• **Attività da svolgere**:
(a) Nel testo sulla tratta, di quali nazionalità sono gli sfruttatori che compongono i clan più attivi nella prostituzione da strada in Italia?
(b) Continua il testo sulla tratta, riprendendo subito dopo la sua ultima frase.

• **Testo**:

Dal 1990 in poi, si assiste nuovamente in Europa all’espansione del traffico degli esseri umani e della prostituzione considerata "economica", ovvero quella prostituzione esercitata su strada da giovani immigrate extra - comunitarie, che vengono condotte nei nostri paesi da reti criminali straniere per essere sfruttate.

Guardando al caso italiano, i primi gruppi criminali hanno creato un vero e proprio business, rispondendo ad un’alta domanda di prostituzione a basso costo e conquistando nel tempo quote di mercato sempre più ampie. In Italia i "clan" che gestiscono maggiormente la prostituzione da strada sono costituiti da sfruttatori nigeriani ed albanesi.

Le migrazioni delle ragazze sfruttate sono spesso gestite da questi gruppi criminali attraverso il meccanismo della tratta. Le aree di origine delle donne destinate al mercato italiano sono rappresentate dai Paesi dell’est europeo e dei Balcani (Russia, Romania, Bulgaria, Paesi dell’ex Unione Sovietica e Albania) e dall’Africa occidentale (Nigeria).

Ciascuna rete presenta caratteristiche peculiari e differenti modalità di traffico, sembra però che i diversi racket abbiano in comune il fatto che i viaggi verso l’Italia prevedano numerose tappe prima dell’arrivo a destinazione, durante le quali, spesso, le ragazze vengono comprate e vendute.

Molti sfruttatori utilizzano il sistema del "debito", ovvero dell’obbligo di restituzione delle spese sostenute per il viaggio verso l’Italia, come vincolo e quindi mezzo per assoggettare le ragazze, spesso giovani e ingenue, che cercano di fuggire dalla povertà dei paesi d’origine.

Il destino di merce da vendere e comprare più volte accomuna soprattutto le ragazze che provengono dalla Romania, dalla Russia, dalla Moldavia, dall’Albania e dall’Ucraina, mentre il fenomeno si osserva meno frequentemente tra le ragazze nigeriane.

I meccanismi di compravendita prevedono che le vittime sfilino nude e vengano acquistate dal miglior offerente che diventa il loro "padrone". Le ragazze che vengono vendute più volte passano attraverso le proprietà di più padroni e vengono trasferite in luoghi diversi ad ogni "passaggio di proprietà". Durante questi passaggi, le donne vivono recluse in appartamenti o alberghi, dove alle loro proteste viene risposto con la violenza.

• **Dati forniti**:
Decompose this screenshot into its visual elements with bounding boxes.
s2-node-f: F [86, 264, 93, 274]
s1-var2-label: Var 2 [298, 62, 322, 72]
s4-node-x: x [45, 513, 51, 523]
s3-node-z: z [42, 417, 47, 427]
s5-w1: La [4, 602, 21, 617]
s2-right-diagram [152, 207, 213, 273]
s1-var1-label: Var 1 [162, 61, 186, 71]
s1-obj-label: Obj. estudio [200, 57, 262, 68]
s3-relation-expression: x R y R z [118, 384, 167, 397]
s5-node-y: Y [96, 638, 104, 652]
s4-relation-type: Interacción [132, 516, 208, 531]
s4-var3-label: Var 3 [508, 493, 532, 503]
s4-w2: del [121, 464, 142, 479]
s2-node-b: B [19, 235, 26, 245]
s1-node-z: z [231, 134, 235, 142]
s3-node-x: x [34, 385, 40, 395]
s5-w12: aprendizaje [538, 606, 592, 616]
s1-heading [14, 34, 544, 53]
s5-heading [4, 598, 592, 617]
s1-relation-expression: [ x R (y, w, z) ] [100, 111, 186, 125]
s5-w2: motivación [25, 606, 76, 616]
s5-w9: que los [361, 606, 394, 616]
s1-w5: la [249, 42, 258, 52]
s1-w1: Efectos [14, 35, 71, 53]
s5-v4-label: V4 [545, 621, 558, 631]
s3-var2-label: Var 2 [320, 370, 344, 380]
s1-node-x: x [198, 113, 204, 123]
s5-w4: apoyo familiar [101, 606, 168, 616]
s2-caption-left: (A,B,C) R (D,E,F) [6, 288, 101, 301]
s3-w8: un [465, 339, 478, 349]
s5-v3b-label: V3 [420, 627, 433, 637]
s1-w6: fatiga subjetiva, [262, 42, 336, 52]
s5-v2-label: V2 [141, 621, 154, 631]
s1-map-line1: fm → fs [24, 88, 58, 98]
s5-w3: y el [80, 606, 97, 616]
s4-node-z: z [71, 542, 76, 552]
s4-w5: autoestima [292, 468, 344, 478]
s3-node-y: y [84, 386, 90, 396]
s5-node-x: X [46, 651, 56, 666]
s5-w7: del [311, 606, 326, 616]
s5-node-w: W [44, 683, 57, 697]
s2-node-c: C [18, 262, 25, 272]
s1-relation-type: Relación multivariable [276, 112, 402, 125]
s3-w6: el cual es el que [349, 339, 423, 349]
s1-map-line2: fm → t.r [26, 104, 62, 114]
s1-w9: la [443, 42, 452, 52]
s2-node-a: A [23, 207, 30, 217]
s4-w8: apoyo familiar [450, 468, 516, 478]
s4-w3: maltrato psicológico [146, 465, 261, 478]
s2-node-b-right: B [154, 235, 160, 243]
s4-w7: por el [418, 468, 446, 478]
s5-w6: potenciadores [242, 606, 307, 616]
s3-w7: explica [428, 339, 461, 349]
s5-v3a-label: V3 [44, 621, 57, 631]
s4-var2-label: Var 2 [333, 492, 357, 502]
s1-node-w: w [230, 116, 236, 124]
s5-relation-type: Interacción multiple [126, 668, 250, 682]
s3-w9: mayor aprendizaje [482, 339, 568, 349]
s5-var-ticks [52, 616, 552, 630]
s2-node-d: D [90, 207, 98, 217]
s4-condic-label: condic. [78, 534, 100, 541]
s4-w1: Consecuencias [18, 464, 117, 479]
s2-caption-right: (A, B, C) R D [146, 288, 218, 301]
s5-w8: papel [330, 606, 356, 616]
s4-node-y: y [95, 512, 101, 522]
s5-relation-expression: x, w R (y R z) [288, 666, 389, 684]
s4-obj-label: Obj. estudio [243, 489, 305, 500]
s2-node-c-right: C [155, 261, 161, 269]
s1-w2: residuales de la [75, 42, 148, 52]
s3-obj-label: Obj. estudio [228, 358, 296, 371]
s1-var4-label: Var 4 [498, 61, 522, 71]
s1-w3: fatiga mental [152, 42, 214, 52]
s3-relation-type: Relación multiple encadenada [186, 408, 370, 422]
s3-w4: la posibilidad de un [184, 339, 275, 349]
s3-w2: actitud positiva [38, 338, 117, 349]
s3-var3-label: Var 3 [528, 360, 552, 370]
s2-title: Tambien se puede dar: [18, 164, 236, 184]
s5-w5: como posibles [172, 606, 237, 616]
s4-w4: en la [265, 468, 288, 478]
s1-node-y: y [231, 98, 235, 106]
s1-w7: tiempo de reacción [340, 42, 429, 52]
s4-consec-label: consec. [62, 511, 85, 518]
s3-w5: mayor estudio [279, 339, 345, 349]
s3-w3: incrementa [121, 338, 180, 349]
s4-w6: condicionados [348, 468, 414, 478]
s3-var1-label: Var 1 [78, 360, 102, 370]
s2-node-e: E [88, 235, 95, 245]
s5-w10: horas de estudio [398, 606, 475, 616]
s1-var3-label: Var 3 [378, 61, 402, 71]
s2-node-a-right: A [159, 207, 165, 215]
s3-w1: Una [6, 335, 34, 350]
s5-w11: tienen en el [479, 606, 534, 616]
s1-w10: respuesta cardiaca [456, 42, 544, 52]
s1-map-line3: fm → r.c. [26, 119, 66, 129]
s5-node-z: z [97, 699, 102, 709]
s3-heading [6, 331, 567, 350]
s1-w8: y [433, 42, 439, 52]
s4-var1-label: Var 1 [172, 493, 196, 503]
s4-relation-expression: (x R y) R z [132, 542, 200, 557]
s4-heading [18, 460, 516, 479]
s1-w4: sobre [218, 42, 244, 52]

• **Risposte in ordine**:
(a) Nigeriani e albanesi.

(b)
«La persuasione avviene con le buone o con la violenza brutale, con l’aiuto di stupri ripetuti, o stupri collettivi, e di percosse. Sembra anche diffusa la pratica di fotografare o filmare le ragazze mentre subiscono le peggiori violenze: fotografie e videocassette servono infatti come armi di ricatto, con la minaccia di farne arrivare una copia a casa». (Monzini, 2002: p. 67)

Ad ogni passaggio il prezzo della ragazza aumenta e il prezzo dell’ultima compravendita è quello definitivo che fissa l’ammontare del debito da restituire al padrone. Infatti la ragazza è considerata una "proprietà", un investimento dello sfruttatore, che oltre a voler vedere fruttare il suo denaro, esige di essere ripagato delle spese sostenute per il viaggio.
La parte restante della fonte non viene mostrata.